## Problem requirements
Every line that contains the word "found" should be copied out.

— Start of Excerpted data —

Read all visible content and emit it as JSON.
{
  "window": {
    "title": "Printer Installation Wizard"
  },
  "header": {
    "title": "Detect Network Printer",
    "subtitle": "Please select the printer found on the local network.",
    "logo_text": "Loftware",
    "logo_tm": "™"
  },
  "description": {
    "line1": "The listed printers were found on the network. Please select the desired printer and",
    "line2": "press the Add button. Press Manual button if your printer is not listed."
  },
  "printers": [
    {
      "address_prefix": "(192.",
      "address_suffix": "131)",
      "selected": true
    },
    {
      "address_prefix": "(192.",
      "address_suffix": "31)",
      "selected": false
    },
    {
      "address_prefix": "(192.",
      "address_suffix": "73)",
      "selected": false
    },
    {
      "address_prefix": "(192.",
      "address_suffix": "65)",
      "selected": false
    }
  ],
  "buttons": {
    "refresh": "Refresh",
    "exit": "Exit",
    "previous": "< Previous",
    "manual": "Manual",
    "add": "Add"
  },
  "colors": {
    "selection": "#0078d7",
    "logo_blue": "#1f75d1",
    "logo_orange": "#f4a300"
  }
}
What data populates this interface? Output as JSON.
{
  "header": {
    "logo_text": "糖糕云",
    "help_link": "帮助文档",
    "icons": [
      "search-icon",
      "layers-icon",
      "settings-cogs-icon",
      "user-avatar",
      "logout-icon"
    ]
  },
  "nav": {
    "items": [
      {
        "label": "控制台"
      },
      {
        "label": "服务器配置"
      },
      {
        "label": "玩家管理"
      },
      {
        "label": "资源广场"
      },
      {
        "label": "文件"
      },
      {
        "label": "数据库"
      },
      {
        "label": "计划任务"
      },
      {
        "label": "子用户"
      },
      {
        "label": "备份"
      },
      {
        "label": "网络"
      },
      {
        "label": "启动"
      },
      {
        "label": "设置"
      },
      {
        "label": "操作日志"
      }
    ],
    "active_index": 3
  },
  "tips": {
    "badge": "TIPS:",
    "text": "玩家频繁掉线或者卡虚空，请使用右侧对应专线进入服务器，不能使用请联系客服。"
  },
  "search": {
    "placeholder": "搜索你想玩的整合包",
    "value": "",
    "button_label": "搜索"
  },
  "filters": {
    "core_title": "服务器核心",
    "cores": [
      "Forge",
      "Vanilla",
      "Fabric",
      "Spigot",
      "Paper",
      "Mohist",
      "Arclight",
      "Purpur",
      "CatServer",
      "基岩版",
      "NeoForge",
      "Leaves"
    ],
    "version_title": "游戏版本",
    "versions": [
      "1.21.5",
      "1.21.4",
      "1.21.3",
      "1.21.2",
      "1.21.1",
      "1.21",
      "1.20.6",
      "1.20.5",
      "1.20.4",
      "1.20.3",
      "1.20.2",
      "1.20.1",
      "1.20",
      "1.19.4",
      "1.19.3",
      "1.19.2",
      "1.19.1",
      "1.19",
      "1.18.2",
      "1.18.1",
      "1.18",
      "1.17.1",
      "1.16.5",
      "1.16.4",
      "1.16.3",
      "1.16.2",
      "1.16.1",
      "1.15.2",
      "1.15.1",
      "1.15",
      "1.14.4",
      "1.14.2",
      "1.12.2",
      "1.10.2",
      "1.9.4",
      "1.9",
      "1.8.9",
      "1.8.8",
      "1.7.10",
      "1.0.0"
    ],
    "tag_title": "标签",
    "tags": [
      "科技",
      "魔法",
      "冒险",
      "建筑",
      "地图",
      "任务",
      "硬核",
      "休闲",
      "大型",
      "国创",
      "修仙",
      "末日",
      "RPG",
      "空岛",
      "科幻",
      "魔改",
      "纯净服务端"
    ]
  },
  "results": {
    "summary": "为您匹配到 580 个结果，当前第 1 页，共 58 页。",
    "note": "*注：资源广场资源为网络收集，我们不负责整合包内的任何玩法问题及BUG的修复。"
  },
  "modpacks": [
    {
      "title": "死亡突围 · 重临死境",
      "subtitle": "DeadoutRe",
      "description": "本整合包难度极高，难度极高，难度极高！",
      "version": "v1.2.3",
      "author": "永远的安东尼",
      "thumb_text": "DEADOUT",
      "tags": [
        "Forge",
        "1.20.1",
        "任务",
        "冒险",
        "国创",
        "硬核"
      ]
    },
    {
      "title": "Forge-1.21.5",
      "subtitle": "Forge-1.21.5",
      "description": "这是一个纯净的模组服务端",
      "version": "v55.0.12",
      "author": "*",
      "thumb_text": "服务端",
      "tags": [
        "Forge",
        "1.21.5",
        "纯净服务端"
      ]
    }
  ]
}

— End of Excerpted data —

## Result below
    "subtitle": "Please select the printer found on the local network.",
    "line1": "The listed printers were found on the network. Please select the desired printer and",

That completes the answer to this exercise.